OBJECTIVE: Go through the entries below and copy each line containing the word "label".

[Extracted data entries]
==*==
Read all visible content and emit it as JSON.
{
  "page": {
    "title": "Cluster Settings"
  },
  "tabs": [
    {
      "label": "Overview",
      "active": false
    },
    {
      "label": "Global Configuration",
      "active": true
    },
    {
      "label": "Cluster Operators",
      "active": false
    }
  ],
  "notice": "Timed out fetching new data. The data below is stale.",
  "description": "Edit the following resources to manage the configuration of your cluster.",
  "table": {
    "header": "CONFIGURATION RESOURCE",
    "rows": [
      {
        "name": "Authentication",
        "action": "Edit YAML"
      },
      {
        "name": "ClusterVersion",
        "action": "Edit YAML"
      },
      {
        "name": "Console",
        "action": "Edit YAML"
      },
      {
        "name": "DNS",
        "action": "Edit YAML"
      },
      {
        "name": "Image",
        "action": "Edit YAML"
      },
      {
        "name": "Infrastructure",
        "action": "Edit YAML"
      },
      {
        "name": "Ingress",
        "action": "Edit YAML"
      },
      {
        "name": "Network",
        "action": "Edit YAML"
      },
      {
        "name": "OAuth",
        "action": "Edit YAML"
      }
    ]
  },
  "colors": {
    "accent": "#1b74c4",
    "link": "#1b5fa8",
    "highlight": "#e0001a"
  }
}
==*==
SOLUTION TO THIS TASK:
      "label": "Overview",
      "label": "Global Configuration",
      "label": "Cluster Operators",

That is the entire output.